* _Records from a dataset_:
= = = =

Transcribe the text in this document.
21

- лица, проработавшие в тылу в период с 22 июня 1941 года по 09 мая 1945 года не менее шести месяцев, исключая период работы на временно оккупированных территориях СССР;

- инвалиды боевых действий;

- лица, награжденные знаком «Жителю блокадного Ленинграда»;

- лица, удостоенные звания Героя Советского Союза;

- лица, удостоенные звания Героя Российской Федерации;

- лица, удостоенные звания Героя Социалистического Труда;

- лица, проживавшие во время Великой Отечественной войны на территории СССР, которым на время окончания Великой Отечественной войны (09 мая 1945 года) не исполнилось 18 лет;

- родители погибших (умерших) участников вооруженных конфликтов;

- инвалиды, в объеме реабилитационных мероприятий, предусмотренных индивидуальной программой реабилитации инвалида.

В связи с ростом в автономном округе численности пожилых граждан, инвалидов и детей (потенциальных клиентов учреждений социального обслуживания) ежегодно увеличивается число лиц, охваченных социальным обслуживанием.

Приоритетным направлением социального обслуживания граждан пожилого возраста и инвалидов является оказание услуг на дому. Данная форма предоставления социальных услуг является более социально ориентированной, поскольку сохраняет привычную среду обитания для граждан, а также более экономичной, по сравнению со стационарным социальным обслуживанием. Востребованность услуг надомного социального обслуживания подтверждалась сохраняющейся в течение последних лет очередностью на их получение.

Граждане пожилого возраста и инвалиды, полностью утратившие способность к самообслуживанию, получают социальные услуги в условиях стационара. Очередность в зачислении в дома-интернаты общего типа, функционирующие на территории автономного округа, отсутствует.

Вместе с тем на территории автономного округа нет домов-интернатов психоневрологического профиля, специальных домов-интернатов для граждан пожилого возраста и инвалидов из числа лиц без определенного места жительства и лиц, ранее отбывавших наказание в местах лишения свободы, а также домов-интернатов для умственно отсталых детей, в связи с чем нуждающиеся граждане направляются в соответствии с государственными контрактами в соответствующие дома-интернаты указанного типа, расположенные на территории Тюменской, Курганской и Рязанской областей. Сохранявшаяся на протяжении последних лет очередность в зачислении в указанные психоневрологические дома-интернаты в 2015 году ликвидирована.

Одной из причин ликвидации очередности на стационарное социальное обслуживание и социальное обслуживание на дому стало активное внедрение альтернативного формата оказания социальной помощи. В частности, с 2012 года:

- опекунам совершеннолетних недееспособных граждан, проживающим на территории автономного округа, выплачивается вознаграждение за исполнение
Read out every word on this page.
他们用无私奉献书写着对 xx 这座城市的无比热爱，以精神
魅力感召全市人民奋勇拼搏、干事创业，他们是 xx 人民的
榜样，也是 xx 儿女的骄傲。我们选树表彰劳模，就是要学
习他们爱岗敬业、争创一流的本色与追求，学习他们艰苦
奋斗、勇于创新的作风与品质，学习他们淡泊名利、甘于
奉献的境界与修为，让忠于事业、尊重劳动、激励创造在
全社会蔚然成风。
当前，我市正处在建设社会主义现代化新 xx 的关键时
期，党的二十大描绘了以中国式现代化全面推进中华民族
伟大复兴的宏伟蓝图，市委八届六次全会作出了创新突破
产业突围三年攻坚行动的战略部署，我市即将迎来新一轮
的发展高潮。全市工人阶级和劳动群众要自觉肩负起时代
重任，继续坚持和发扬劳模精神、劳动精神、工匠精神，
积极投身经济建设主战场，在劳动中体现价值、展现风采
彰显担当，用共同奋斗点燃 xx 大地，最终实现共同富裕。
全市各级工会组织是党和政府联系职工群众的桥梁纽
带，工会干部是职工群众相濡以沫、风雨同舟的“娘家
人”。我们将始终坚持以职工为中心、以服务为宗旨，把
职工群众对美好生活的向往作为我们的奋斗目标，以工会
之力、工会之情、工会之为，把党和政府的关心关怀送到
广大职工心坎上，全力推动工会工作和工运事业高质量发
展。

= = = =

* _What you have to do_: Go through the entries above and count the lines containing the word "дома"; give only that count.

* _Final result_: 2